-- Records for this task --
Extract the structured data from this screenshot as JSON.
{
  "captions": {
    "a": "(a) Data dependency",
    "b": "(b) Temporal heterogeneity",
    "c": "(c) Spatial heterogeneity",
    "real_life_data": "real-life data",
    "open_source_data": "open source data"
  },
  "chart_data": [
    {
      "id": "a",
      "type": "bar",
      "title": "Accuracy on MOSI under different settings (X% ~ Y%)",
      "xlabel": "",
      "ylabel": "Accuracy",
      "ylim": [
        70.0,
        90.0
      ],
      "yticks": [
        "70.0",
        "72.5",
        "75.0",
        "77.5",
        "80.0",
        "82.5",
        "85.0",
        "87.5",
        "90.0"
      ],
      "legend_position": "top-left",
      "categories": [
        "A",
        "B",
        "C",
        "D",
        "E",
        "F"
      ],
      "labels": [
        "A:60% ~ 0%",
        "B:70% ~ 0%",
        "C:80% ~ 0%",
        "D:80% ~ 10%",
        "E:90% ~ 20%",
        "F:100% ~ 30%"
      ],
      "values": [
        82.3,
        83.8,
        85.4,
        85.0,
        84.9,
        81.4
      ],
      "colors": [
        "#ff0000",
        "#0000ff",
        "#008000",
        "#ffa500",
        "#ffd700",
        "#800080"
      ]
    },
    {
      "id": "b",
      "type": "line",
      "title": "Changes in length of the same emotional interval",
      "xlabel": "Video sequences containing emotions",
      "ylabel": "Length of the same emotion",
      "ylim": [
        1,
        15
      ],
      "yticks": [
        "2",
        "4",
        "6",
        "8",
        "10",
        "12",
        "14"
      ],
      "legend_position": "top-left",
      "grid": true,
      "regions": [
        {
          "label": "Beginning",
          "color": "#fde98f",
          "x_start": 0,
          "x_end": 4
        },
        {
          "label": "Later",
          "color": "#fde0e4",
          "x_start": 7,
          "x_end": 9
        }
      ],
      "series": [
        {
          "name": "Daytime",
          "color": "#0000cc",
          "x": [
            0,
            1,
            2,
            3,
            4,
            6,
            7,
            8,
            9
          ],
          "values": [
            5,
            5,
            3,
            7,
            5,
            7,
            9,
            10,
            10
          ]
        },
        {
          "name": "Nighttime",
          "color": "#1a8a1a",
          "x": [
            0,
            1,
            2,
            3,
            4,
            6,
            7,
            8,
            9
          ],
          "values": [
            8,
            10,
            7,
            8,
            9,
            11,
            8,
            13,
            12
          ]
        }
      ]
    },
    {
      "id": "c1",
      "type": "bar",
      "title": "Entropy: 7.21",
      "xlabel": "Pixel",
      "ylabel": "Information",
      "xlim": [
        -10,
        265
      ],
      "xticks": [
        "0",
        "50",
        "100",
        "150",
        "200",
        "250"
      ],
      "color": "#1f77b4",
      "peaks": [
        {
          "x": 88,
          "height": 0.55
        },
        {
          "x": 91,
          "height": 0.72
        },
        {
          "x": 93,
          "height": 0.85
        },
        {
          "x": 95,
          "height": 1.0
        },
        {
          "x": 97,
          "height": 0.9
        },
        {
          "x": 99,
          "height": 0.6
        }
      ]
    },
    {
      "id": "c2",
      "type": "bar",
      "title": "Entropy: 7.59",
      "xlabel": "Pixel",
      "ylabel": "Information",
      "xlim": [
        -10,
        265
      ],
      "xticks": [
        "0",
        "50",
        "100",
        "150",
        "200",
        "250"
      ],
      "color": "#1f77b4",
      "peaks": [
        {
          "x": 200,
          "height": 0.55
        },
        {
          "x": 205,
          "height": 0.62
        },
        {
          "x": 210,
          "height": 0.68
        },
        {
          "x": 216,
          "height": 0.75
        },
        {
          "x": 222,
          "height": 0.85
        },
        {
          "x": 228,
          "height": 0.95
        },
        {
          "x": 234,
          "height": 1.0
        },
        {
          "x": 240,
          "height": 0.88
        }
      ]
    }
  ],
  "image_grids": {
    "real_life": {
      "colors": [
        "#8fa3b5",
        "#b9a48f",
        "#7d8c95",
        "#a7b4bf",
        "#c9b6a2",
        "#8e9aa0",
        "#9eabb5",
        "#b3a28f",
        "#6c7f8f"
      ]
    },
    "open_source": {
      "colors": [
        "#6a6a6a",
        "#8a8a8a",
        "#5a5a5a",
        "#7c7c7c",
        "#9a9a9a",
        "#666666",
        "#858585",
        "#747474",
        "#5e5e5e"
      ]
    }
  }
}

-- Task instructions --
Take the entries above and copy them out exactly.

-- Solution for this task --
Extract the structured data from this screenshot as JSON.
{
  "captions": {
    "a": "(a) Data dependency",
    "b": "(b) Temporal heterogeneity",
    "c": "(c) Spatial heterogeneity",
    "real_life_data": "real-life data",
    "open_source_data": "open source data"
  },
  "chart_data": [
    {
      "id": "a",
      "type": "bar",
      "title": "Accuracy on MOSI under different settings (X% ~ Y%)",
      "xlabel": "",
      "ylabel": "Accuracy",
      "ylim": [
        70.0,
        90.0
      ],
      "yticks": [
        "70.0",
        "72.5",
        "75.0",
        "77.5",
        "80.0",
        "82.5",
        "85.0",
        "87.5",
        "90.0"
      ],
      "legend_position": "top-left",
      "categories": [
        "A",
        "B",
        "C",
        "D",
        "E",
        "F"
      ],
      "labels": [
        "A:60% ~ 0%",
        "B:70% ~ 0%",
        "C:80% ~ 0%",
        "D:80% ~ 10%",
        "E:90% ~ 20%",
        "F:100% ~ 30%"
      ],
      "values": [
        82.3,
        83.8,
        85.4,
        85.0,
        84.9,
        81.4
      ],
      "colors": [
        "#ff0000",
        "#0000ff",
        "#008000",
        "#ffa500",
        "#ffd700",
        "#800080"
      ]
    },
    {
      "id": "b",
      "type": "line",
      "title": "Changes in length of the same emotional interval",
      "xlabel": "Video sequences containing emotions",
      "ylabel": "Length of the same emotion",
      "ylim": [
        1,
        15
      ],
      "yticks": [
        "2",
        "4",
        "6",
        "8",
        "10",
        "12",
        "14"
      ],
      "legend_position": "top-left",
      "grid": true,
      "regions": [
        {
          "label": "Beginning",
          "color": "#fde98f",
          "x_start": 0,
          "x_end": 4
        },
        {
          "label": "Later",
          "color": "#fde0e4",
          "x_start": 7,
          "x_end": 9
        }
      ],
      "series": [
        {
          "name": "Daytime",
          "color": "#0000cc",
          "x": [
            0,
            1,
            2,
            3,
            4,
            6,
            7,
            8,
            9
          ],
          "values": [
            5,
            5,
            3,
            7,
            5,
            7,
            9,
            10,
            10
          ]
        },
        {
          "name": "Nighttime",
          "color": "#1a8a1a",
          "x": [
            0,
            1,
            2,
            3,
            4,
            6,
            7,
            8,
            9
          ],
          "values": [
            8,
            10,
            7,
            8,
            9,
            11,
            8,
            13,
            12
          ]
        }
      ]
    },
    {
      "id": "c1",
      "type": "bar",
      "title": "Entropy: 7.21",
      "xlabel": "Pixel",
      "ylabel": "Information",
      "xlim": [
        -10,
        265
      ],
      "xticks": [
        "0",
        "50",
        "100",
        "150",
        "200",
        "250"
      ],
      "color": "#1f77b4",
      "peaks": [
        {
          "x": 88,
          "height": 0.55
        },
        {
          "x": 91,
          "height": 0.72
        },
        {
          "x": 93,
          "height": 0.85
        },
        {
          "x": 95,
          "height": 1.0
        },
        {
          "x": 97,
          "height": 0.9
        },
        {
          "x": 99,
          "height": 0.6
        }
      ]
    },
    {
      "id": "c2",
      "type": "bar",
      "title": "Entropy: 7.59",
      "xlabel": "Pixel",
      "ylabel": "Information",
      "xlim": [
        -10,
        265
      ],
      "xticks": [
        "0",
        "50",
        "100",
        "150",
        "200",
        "250"
      ],
      "color": "#1f77b4",
      "peaks": [
        {
          "x": 200,
          "height": 0.55
        },
        {
          "x": 205,
          "height": 0.62
        },
        {
          "x": 210,
          "height": 0.68
        },
        {
          "x": 216,
          "height": 0.75
        },
        {
          "x": 222,
          "height": 0.85
        },
        {
          "x": 228,
          "height": 0.95
        },
        {
          "x": 234,
          "height": 1.0
        },
        {
          "x": 240,
          "height": 0.88
        }
      ]
    }
  ],
  "image_grids": {
    "real_life": {
      "colors": [
        "#8fa3b5",
        "#b9a48f",
        "#7d8c95",
        "#a7b4bf",
        "#c9b6a2",
        "#8e9aa0",
        "#9eabb5",
        "#b3a28f",
        "#6c7f8f"
      ]
    },
    "open_source": {
      "colors": [
        "#6a6a6a",
        "#8a8a8a",
        "#5a5a5a",
        "#7c7c7c",
        "#9a9a9a",
        "#666666",
        "#858585",
        "#747474",
        "#5e5e5e"
      ]
    }
  }
}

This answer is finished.